# Short exercise:
Below are the entries; output exactly the lines from the one containing "Parse this screenshot: output" through the final line, inclusive.

# Dataset records:
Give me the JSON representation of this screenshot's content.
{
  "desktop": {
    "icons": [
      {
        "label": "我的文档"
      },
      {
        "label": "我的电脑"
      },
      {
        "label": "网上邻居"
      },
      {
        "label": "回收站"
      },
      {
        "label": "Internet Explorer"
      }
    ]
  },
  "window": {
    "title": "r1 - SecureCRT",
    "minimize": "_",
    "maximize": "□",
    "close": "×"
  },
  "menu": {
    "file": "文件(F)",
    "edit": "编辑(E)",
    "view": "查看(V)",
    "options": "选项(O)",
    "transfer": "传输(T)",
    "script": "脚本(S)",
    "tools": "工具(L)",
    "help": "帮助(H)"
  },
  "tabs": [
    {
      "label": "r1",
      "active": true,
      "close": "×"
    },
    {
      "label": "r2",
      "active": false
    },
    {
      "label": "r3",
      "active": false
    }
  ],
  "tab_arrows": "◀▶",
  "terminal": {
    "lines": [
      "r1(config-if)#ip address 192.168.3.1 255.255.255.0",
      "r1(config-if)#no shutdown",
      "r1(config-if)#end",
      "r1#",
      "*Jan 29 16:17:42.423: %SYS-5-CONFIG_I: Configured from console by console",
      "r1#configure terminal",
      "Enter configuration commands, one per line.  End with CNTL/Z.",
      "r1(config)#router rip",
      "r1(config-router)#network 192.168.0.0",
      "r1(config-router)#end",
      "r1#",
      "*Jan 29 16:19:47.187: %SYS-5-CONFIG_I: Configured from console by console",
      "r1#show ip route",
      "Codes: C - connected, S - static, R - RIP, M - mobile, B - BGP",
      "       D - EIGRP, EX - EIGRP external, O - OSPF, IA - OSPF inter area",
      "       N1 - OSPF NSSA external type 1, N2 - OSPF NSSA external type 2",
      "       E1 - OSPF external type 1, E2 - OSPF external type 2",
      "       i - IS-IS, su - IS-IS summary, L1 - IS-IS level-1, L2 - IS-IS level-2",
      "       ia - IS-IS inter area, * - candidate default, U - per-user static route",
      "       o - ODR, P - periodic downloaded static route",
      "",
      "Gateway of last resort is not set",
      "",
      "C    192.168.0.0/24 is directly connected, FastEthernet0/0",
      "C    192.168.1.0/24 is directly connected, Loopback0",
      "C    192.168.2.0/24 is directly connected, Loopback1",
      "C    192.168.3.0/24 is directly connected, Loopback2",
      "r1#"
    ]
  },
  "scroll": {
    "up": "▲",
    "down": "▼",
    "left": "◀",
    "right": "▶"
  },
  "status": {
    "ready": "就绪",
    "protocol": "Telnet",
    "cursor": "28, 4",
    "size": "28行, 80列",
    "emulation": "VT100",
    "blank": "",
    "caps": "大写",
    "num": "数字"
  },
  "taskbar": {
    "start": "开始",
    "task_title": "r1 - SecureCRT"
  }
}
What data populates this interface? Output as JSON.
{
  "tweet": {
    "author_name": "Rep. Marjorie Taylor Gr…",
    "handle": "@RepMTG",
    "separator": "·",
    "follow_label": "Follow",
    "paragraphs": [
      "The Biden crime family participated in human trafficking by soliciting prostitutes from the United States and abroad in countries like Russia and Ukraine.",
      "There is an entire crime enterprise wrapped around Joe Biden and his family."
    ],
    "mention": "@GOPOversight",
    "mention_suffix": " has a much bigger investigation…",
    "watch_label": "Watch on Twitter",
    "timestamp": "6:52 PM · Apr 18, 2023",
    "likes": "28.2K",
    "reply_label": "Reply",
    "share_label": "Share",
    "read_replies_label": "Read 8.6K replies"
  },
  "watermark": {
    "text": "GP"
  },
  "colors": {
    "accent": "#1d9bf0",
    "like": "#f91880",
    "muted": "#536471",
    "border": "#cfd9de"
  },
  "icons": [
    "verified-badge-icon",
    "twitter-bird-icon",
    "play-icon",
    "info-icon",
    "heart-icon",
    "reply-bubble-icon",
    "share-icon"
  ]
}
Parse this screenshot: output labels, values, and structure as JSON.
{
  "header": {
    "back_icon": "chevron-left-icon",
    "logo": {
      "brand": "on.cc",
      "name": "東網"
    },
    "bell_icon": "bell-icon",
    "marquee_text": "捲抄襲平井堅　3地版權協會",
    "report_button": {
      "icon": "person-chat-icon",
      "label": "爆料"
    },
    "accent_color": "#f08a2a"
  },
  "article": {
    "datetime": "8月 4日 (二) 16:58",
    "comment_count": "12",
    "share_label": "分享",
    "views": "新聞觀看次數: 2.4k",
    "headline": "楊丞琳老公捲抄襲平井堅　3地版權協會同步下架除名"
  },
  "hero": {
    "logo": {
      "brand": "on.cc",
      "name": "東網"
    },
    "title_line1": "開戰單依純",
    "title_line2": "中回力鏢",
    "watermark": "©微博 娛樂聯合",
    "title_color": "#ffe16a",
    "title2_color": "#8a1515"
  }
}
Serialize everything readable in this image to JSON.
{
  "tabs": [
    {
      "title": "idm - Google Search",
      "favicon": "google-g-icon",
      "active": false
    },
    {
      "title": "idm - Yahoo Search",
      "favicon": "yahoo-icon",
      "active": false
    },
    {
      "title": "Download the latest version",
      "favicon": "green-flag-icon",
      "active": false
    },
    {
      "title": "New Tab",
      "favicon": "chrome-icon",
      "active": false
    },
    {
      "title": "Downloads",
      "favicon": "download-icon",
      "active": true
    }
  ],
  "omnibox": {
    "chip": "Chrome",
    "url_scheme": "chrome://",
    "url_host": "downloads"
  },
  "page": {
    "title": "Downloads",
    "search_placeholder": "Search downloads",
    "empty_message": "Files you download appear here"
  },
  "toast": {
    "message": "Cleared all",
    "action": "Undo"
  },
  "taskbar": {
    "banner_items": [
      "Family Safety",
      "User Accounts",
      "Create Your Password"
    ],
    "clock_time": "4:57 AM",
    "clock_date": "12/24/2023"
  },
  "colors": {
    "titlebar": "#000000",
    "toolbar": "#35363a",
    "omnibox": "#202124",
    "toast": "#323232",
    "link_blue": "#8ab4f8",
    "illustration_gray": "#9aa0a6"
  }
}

# Result of this task:
Parse this screenshot: output labels, values, and structure as JSON.
{
  "header": {
    "back_icon": "chevron-left-icon",
    "logo": {
      "brand": "on.cc",
      "name": "東網"
    },
    "bell_icon": "bell-icon",
    "marquee_text": "捲抄襲平井堅　3地版權協會",
    "report_button": {
      "icon": "person-chat-icon",
      "label": "爆料"
    },
    "accent_color": "#f08a2a"
  },
  "article": {
    "datetime": "8月 4日 (二) 16:58",
    "comment_count": "12",
    "share_label": "分享",
    "views": "新聞觀看次數: 2.4k",
    "headline": "楊丞琳老公捲抄襲平井堅　3地版權協會同步下架除名"
  },
  "hero": {
    "logo": {
      "brand": "on.cc",
      "name": "東網"
    },
    "title_line1": "開戰單依純",
    "title_line2": "中回力鏢",
    "watermark": "©微博 娛樂聯合",
    "title_color": "#ffe16a",
    "title2_color": "#8a1515"
  }
}
Serialize everything readable in this image to JSON.
{
  "tabs": [
    {
      "title": "idm - Google Search",
      "favicon": "google-g-icon",
      "active": false
    },
    {
      "title": "idm - Yahoo Search",
      "favicon": "yahoo-icon",
      "active": false
    },
    {
      "title": "Download the latest version",
      "favicon": "green-flag-icon",
      "active": false
    },
    {
      "title": "New Tab",
      "favicon": "chrome-icon",
      "active": false
    },
    {
      "title": "Downloads",
      "favicon": "download-icon",
      "active": true
    }
  ],
  "omnibox": {
    "chip": "Chrome",
    "url_scheme": "chrome://",
    "url_host": "downloads"
  },
  "page": {
    "title": "Downloads",
    "search_placeholder": "Search downloads",
    "empty_message": "Files you download appear here"
  },
  "toast": {
    "message": "Cleared all",
    "action": "Undo"
  },
  "taskbar": {
    "banner_items": [
      "Family Safety",
      "User Accounts",
      "Create Your Password"
    ],
    "clock_time": "4:57 AM",
    "clock_date": "12/24/2023"
  },
  "colors": {
    "titlebar": "#000000",
    "toolbar": "#35363a",
    "omnibox": "#202124",
    "toast": "#323232",
    "link_blue": "#8ab4f8",
    "illustration_gray": "#9aa0a6"
  }
}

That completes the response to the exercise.